*WHAT THE TASK REQUIRES*. Can you write out every line of the records below as a JSON array of strings, one string per line, with blank lines left out?
* start STORED ROWS *
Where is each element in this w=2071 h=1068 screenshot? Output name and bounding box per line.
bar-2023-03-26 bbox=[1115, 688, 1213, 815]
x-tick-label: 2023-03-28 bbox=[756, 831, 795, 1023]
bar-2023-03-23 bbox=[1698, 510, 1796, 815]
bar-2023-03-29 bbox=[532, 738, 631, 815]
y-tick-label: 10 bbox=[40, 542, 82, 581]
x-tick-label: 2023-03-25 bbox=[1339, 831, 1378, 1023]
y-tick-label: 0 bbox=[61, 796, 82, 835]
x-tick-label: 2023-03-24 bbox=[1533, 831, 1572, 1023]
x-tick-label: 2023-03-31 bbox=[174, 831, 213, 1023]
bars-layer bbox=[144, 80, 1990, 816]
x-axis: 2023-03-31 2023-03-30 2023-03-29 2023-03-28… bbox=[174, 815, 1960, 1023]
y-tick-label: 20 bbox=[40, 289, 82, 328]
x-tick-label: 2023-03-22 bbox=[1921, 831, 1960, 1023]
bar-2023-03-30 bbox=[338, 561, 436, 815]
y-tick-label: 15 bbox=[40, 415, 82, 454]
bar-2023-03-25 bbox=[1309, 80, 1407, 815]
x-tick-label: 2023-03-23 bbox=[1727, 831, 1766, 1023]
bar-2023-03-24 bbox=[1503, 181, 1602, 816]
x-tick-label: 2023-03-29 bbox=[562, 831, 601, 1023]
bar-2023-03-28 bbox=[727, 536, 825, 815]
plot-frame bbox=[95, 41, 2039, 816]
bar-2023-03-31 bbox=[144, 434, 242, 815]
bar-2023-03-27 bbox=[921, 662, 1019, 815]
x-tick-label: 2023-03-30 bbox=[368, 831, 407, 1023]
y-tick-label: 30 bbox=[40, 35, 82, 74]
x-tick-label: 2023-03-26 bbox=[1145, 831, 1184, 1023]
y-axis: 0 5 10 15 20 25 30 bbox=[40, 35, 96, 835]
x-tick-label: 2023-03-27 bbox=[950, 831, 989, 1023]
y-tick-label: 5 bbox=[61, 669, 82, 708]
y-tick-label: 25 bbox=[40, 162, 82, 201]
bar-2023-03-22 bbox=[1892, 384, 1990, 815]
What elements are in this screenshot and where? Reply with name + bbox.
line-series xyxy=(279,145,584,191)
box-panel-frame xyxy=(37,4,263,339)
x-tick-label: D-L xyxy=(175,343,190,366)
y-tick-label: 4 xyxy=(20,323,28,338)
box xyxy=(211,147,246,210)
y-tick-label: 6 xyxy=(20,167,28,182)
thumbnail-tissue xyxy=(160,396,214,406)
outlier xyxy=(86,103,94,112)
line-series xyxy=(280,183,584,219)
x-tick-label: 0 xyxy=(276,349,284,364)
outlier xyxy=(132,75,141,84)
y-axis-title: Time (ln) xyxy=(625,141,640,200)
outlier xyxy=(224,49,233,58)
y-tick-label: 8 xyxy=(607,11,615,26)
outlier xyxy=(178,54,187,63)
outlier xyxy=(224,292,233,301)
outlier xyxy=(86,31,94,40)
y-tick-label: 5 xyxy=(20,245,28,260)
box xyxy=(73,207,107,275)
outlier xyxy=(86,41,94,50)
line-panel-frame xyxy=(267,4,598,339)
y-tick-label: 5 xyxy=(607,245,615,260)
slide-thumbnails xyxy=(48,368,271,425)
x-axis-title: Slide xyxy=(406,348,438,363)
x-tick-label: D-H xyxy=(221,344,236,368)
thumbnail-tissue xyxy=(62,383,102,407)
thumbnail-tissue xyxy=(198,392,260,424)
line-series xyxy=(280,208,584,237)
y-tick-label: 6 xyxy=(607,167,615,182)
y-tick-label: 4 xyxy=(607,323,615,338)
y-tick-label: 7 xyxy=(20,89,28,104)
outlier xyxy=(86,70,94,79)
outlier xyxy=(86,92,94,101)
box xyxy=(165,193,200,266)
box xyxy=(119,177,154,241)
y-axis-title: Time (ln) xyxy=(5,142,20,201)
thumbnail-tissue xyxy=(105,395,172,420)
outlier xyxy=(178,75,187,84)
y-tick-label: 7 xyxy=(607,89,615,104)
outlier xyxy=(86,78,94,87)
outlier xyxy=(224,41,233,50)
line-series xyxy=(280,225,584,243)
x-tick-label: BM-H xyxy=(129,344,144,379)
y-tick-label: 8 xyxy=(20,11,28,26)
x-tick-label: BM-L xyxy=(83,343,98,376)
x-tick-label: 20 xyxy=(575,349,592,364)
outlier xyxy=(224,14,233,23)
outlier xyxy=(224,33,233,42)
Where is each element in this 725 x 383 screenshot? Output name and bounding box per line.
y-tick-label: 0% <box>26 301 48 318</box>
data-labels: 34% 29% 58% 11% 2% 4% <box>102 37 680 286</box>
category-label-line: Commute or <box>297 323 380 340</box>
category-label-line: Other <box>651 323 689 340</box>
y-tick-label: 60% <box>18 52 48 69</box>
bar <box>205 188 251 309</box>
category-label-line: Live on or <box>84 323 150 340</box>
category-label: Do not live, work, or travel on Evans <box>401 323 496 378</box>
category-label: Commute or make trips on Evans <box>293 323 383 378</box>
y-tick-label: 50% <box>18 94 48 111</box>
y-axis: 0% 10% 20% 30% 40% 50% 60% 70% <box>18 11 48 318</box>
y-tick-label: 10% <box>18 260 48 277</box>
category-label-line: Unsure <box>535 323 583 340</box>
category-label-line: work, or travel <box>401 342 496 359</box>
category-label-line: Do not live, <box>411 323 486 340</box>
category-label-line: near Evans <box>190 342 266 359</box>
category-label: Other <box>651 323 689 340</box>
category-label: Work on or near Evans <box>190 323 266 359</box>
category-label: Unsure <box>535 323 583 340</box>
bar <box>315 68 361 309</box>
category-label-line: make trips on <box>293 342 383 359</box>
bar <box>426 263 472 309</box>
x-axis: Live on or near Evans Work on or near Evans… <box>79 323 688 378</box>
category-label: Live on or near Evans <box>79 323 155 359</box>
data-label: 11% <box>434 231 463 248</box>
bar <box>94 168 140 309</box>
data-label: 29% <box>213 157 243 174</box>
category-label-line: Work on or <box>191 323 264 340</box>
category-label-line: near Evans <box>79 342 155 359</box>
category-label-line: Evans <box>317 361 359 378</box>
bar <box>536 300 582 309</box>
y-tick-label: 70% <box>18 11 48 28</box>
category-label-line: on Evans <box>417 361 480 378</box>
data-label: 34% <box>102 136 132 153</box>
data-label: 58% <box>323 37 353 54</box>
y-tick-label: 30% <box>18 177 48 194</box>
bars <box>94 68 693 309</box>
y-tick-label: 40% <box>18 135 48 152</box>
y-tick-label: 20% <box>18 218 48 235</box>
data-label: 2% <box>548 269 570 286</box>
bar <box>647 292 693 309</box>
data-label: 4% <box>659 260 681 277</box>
* end STORED ROWS *
*ANSWER*.
[
  "Where is each element in this w=2071 h=1068 screenshot? Output name and bounding box per line.",
  "bar-2023-03-26 bbox=[1115, 688, 1213, 815]",
  "x-tick-label: 2023-03-28 bbox=[756, 831, 795, 1023]",
  "bar-2023-03-23 bbox=[1698, 510, 1796, 815]",
  "bar-2023-03-29 bbox=[532, 738, 631, 815]",
  "y-tick-label: 10 bbox=[40, 542, 82, 581]",
  "x-tick-label: 2023-03-25 bbox=[1339, 831, 1378, 1023]",
  "y-tick-label: 0 bbox=[61, 796, 82, 835]",
  "x-tick-label: 2023-03-24 bbox=[1533, 831, 1572, 1023]",
  "x-tick-label: 2023-03-31 bbox=[174, 831, 213, 1023]",
  "bars-layer bbox=[144, 80, 1990, 816]",
  "x-axis: 2023-03-31 2023-03-30 2023-03-29 2023-03-28… bbox=[174, 815, 1960, 1023]",
  "y-tick-label: 20 bbox=[40, 289, 82, 328]",
  "x-tick-label: 2023-03-22 bbox=[1921, 831, 1960, 1023]",
  "bar-2023-03-30 bbox=[338, 561, 436, 815]",
  "y-tick-label: 15 bbox=[40, 415, 82, 454]",
  "bar-2023-03-25 bbox=[1309, 80, 1407, 815]",
  "x-tick-label: 2023-03-23 bbox=[1727, 831, 1766, 1023]",
  "bar-2023-03-24 bbox=[1503, 181, 1602, 816]",
  "x-tick-label: 2023-03-29 bbox=[562, 831, 601, 1023]",
  "bar-2023-03-28 bbox=[727, 536, 825, 815]",
  "plot-frame bbox=[95, 41, 2039, 816]",
  "bar-2023-03-31 bbox=[144, 434, 242, 815]",
  "bar-2023-03-27 bbox=[921, 662, 1019, 815]",
  "x-tick-label: 2023-03-30 bbox=[368, 831, 407, 1023]",
  "y-tick-label: 30 bbox=[40, 35, 82, 74]",
  "x-tick-label: 2023-03-26 bbox=[1145, 831, 1184, 1023]",
  "y-axis: 0 5 10 15 20 25 30 bbox=[40, 35, 96, 835]",
  "x-tick-label: 2023-03-27 bbox=[950, 831, 989, 1023]",
  "y-tick-label: 5 bbox=[61, 669, 82, 708]",
  "y-tick-label: 25 bbox=[40, 162, 82, 201]",
  "bar-2023-03-22 bbox=[1892, 384, 1990, 815]",
  "What elements are in this screenshot and where? Reply with name + bbox.",
  "line-series xyxy=(279,145,584,191)",
  "box-panel-frame xyxy=(37,4,263,339)",
  "x-tick-label: D-L xyxy=(175,343,190,366)",
  "y-tick-label: 4 xyxy=(20,323,28,338)",
  "box xyxy=(211,147,246,210)",
  "y-tick-label: 6 xyxy=(20,167,28,182)",
  "thumbnail-tissue xyxy=(160,396,214,406)",
  "outlier xyxy=(86,103,94,112)",
  "line-series xyxy=(280,183,584,219)",
  "x-tick-label: 0 xyxy=(276,349,284,364)",
  "outlier xyxy=(132,75,141,84)",
  "y-axis-title: Time (ln) xyxy=(625,141,640,200)",
  "outlier xyxy=(224,49,233,58)",
  "y-tick-label: 8 xyxy=(607,11,615,26)",
  "outlier xyxy=(178,54,187,63)",
  "outlier xyxy=(224,292,233,301)",
  "outlier xyxy=(86,31,94,40)",
  "y-tick-label: 5 xyxy=(20,245,28,260)",
  "box xyxy=(73,207,107,275)",
  "outlier xyxy=(86,41,94,50)",
  "line-panel-frame xyxy=(267,4,598,339)",
  "y-tick-label: 5 xyxy=(607,245,615,260)",
  "slide-thumbnails xyxy=(48,368,271,425)",
  "x-axis-title: Slide xyxy=(406,348,438,363)",
  "x-tick-label: D-H xyxy=(221,344,236,368)",
  "thumbnail-tissue xyxy=(62,383,102,407)",
  "thumbnail-tissue xyxy=(198,392,260,424)",
  "line-series xyxy=(280,208,584,237)",
  "y-tick-label: 6 xyxy=(607,167,615,182)",
  "y-tick-label: 4 xyxy=(607,323,615,338)",
  "y-tick-label: 7 xyxy=(20,89,28,104)",
  "outlier xyxy=(86,70,94,79)",
  "outlier xyxy=(86,92,94,101)",
  "box xyxy=(165,193,200,266)",
  "box xyxy=(119,177,154,241)",
  "y-axis-title: Time (ln) xyxy=(5,142,20,201)",
  "thumbnail-tissue xyxy=(105,395,172,420)",
  "outlier xyxy=(178,75,187,84)",
  "y-tick-label: 7 xyxy=(607,89,615,104)",
  "outlier xyxy=(86,78,94,87)",
  "outlier xyxy=(224,41,233,50)",
  "line-series xyxy=(280,225,584,243)",
  "x-tick-label: BM-H xyxy=(129,344,144,379)",
  "y-tick-label: 8 xyxy=(20,11,28,26)",
  "x-tick-label: BM-L xyxy=(83,343,98,376)",
  "x-tick-label: 20 xyxy=(575,349,592,364)",
  "outlier xyxy=(224,14,233,23)",
  "outlier xyxy=(224,33,233,42)",
  "Where is each element in this 725 x 383 screenshot? Output name and bounding box per line.",
  "y-tick-label: 0% <box>26 301 48 318</box>",
  "data-labels: 34% 29% 58% 11% 2% 4% <box>102 37 680 286</box>",
  "category-label-line: Commute or <box>297 323 380 340</box>",
  "category-label-line: Other <box>651 323 689 340</box>",
  "y-tick-label: 60% <box>18 52 48 69</box>",
  "bar <box>205 188 251 309</box>",
  "category-label-line: Live on or <box>84 323 150 340</box>",
  "category-label: Do not live, work, or travel on Evans <box>401 323 496 378</box>",
  "category-label: Commute or make trips on Evans <box>293 323 383 378</box>",
  "y-tick-label: 50% <box>18 94 48 111</box>",
  "y-axis: 0% 10% 20% 30% 40% 50% 60% 70% <box>18 11 48 318</box>",
  "y-tick-label: 10% <box>18 260 48 277</box>",
  "category-label-line: Unsure <box>535 323 583 340</box>",
  "category-label-line: work, or travel <box>401 342 496 359</box>",
  "category-label-line: Do not live, <box>411 323 486 340</box>",
  "category-label-line: near Evans <box>190 342 266 359</box>",
  "category-label: Other <box>651 323 689 340</box>",
  "category-label: Work on or near Evans <box>190 323 266 359</box>",
  "category-label: Unsure <box>535 323 583 340</box>",
  "bar <box>315 68 361 309</box>",
  "category-label-line: make trips on <box>293 342 383 359</box>",
  "bar <box>426 263 472 309</box>",
  "x-axis: Live on or near Evans Work on or near Evans… <box>79 323 688 378</box>",
  "category-label: Live on or near Evans <box>79 323 155 359</box>",
  "data-label: 11% <box>434 231 463 248</box>",
  "bar <box>94 168 140 309</box>",
  "data-label: 29% <box>213 157 243 174</box>",
  "category-label-line: Work on or <box>191 323 264 340</box>",
  "category-label-line: near Evans <box>79 342 155 359</box>",
  "category-label-line: Evans <box>317 361 359 378</box>",
  "bar <box>536 300 582 309</box>",
  "y-tick-label: 70% <box>18 11 48 28</box>",
  "category-label-line: on Evans <box>417 361 480 378</box>",
  "data-label: 34% <box>102 136 132 153</box>",
  "data-label: 58% <box>323 37 353 54</box>",
  "y-tick-label: 30% <box>18 177 48 194</box>",
  "bars <box>94 68 693 309</box>",
  "y-tick-label: 40% <box>18 135 48 152</box>",
  "y-tick-label: 20% <box>18 218 48 235</box>",
  "data-label: 2% <box>548 269 570 286</box>",
  "bar <box>647 292 693 309</box>",
  "data-label: 4% <box>659 260 681 277</box>"
]